(Dataset rows about figures)
--- BEGIN ---

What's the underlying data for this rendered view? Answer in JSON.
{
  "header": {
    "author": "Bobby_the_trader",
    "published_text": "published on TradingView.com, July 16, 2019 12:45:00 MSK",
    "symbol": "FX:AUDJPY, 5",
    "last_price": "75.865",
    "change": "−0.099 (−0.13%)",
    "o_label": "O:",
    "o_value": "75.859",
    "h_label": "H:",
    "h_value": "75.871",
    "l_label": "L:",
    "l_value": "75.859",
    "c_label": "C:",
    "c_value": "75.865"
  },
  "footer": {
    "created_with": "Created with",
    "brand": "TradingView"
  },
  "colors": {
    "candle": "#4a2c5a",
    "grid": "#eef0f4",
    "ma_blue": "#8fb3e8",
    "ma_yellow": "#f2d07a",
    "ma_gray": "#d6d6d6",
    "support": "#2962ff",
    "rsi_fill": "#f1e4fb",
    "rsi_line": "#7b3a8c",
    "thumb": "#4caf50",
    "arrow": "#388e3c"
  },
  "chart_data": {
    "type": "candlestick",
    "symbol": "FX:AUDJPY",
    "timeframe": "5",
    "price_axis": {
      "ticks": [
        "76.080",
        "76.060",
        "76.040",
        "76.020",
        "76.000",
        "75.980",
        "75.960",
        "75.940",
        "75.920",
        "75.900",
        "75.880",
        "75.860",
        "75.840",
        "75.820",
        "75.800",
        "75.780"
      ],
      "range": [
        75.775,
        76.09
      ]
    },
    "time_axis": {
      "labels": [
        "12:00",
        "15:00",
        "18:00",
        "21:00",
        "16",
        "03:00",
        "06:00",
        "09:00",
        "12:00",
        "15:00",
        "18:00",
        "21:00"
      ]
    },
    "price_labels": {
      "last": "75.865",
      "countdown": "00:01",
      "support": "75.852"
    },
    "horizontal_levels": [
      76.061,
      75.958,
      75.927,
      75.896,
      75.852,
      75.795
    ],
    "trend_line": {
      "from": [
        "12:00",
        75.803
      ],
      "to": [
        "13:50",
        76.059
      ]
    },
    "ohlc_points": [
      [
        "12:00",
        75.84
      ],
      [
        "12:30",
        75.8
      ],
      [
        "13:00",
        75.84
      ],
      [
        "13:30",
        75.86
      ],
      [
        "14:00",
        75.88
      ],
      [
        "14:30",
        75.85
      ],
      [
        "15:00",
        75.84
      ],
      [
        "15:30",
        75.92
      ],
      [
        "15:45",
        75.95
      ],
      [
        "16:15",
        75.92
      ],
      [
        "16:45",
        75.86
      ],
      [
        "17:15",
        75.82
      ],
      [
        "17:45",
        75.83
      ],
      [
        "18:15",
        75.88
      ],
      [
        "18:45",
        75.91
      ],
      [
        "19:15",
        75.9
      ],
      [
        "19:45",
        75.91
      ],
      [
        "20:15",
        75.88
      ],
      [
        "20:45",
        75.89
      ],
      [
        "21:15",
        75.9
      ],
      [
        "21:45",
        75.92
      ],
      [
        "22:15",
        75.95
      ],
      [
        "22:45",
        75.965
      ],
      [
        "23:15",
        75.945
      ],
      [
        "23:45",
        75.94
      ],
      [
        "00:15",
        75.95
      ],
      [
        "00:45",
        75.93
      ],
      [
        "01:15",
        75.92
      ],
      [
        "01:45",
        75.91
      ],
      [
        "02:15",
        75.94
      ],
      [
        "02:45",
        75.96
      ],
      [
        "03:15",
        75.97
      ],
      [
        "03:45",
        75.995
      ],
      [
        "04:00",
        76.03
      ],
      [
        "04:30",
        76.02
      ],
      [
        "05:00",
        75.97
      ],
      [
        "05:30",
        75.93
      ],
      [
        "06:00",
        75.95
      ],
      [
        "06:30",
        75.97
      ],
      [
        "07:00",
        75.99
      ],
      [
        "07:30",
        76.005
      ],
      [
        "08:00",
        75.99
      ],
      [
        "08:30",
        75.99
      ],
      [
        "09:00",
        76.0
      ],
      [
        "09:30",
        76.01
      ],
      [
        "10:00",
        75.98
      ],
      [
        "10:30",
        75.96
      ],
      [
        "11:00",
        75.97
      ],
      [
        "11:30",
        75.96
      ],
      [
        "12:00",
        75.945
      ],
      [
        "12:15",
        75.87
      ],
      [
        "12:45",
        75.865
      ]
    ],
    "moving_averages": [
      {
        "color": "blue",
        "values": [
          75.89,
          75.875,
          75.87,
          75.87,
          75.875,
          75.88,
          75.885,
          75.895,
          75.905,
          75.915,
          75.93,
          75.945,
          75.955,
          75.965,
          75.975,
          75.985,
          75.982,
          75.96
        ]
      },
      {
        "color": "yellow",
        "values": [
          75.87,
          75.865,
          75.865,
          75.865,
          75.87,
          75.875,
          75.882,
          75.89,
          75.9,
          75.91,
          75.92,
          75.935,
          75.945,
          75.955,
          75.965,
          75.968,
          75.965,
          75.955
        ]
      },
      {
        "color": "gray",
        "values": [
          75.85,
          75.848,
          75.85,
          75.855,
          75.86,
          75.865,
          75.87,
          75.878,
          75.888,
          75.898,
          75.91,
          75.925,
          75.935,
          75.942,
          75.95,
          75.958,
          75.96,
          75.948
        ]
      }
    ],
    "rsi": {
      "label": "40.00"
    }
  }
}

--- END ---

→ **WHAT THE TASK REQUIRES**
Retype every entry word for word.

→ **FINISHED ANSWER**
What's the underlying data for this rendered view? Answer in JSON.
{
  "header": {
    "author": "Bobby_the_trader",
    "published_text": "published on TradingView.com, July 16, 2019 12:45:00 MSK",
    "symbol": "FX:AUDJPY, 5",
    "last_price": "75.865",
    "change": "−0.099 (−0.13%)",
    "o_label": "O:",
    "o_value": "75.859",
    "h_label": "H:",
    "h_value": "75.871",
    "l_label": "L:",
    "l_value": "75.859",
    "c_label": "C:",
    "c_value": "75.865"
  },
  "footer": {
    "created_with": "Created with",
    "brand": "TradingView"
  },
  "colors": {
    "candle": "#4a2c5a",
    "grid": "#eef0f4",
    "ma_blue": "#8fb3e8",
    "ma_yellow": "#f2d07a",
    "ma_gray": "#d6d6d6",
    "support": "#2962ff",
    "rsi_fill": "#f1e4fb",
    "rsi_line": "#7b3a8c",
    "thumb": "#4caf50",
    "arrow": "#388e3c"
  },
  "chart_data": {
    "type": "candlestick",
    "symbol": "FX:AUDJPY",
    "timeframe": "5",
    "price_axis": {
      "ticks": [
        "76.080",
        "76.060",
        "76.040",
        "76.020",
        "76.000",
        "75.980",
        "75.960",
        "75.940",
        "75.920",
        "75.900",
        "75.880",
        "75.860",
        "75.840",
        "75.820",
        "75.800",
        "75.780"
      ],
      "range": [
        75.775,
        76.09
      ]
    },
    "time_axis": {
      "labels": [
        "12:00",
        "15:00",
        "18:00",
        "21:00",
        "16",
        "03:00",
        "06:00",
        "09:00",
        "12:00",
        "15:00",
        "18:00",
        "21:00"
      ]
    },
    "price_labels": {
      "last": "75.865",
      "countdown": "00:01",
      "support": "75.852"
    },
    "horizontal_levels": [
      76.061,
      75.958,
      75.927,
      75.896,
      75.852,
      75.795
    ],
    "trend_line": {
      "from": [
        "12:00",
        75.803
      ],
      "to": [
        "13:50",
        76.059
      ]
    },
    "ohlc_points": [
      [
        "12:00",
        75.84
      ],
      [
        "12:30",
        75.8
      ],
      [
        "13:00",
        75.84
      ],
      [
        "13:30",
        75.86
      ],
      [
        "14:00",
        75.88
      ],
      [
        "14:30",
        75.85
      ],
      [
        "15:00",
        75.84
      ],
      [
        "15:30",
        75.92
      ],
      [
        "15:45",
        75.95
      ],
      [
        "16:15",
        75.92
      ],
      [
        "16:45",
        75.86
      ],
      [
        "17:15",
        75.82
      ],
      [
        "17:45",
        75.83
      ],
      [
        "18:15",
        75.88
      ],
      [
        "18:45",
        75.91
      ],
      [
        "19:15",
        75.9
      ],
      [
        "19:45",
        75.91
      ],
      [
        "20:15",
        75.88
      ],
      [
        "20:45",
        75.89
      ],
      [
        "21:15",
        75.9
      ],
      [
        "21:45",
        75.92
      ],
      [
        "22:15",
        75.95
      ],
      [
        "22:45",
        75.965
      ],
      [
        "23:15",
        75.945
      ],
      [
        "23:45",
        75.94
      ],
      [
        "00:15",
        75.95
      ],
      [
        "00:45",
        75.93
      ],
      [
        "01:15",
        75.92
      ],
      [
        "01:45",
        75.91
      ],
      [
        "02:15",
        75.94
      ],
      [
        "02:45",
        75.96
      ],
      [
        "03:15",
        75.97
      ],
      [
        "03:45",
        75.995
      ],
      [
        "04:00",
        76.03
      ],
      [
        "04:30",
        76.02
      ],
      [
        "05:00",
        75.97
      ],
      [
        "05:30",
        75.93
      ],
      [
        "06:00",
        75.95
      ],
      [
        "06:30",
        75.97
      ],
      [
        "07:00",
        75.99
      ],
      [
        "07:30",
        76.005
      ],
      [
        "08:00",
        75.99
      ],
      [
        "08:30",
        75.99
      ],
      [
        "09:00",
        76.0
      ],
      [
        "09:30",
        76.01
      ],
      [
        "10:00",
        75.98
      ],
      [
        "10:30",
        75.96
      ],
      [
        "11:00",
        75.97
      ],
      [
        "11:30",
        75.96
      ],
      [
        "12:00",
        75.945
      ],
      [
        "12:15",
        75.87
      ],
      [
        "12:45",
        75.865
      ]
    ],
    "moving_averages": [
      {
        "color": "blue",
        "values": [
          75.89,
          75.875,
          75.87,
          75.87,
          75.875,
          75.88,
          75.885,
          75.895,
          75.905,
          75.915,
          75.93,
          75.945,
          75.955,
          75.965,
          75.975,
          75.985,
          75.982,
          75.96
        ]
      },
      {
        "color": "yellow",
        "values": [
          75.87,
          75.865,
          75.865,
          75.865,
          75.87,
          75.875,
          75.882,
          75.89,
          75.9,
          75.91,
          75.92,
          75.935,
          75.945,
          75.955,
          75.965,
          75.968,
          75.965,
          75.955
        ]
      },
      {
        "color": "gray",
        "values": [
          75.85,
          75.848,
          75.85,
          75.855,
          75.86,
          75.865,
          75.87,
          75.878,
          75.888,
          75.898,
          75.91,
          75.925,
          75.935,
          75.942,
          75.95,
          75.958,
          75.96,
          75.948
        ]
      }
    ],
    "rsi": {
      "label": "40.00"
    }
  }
}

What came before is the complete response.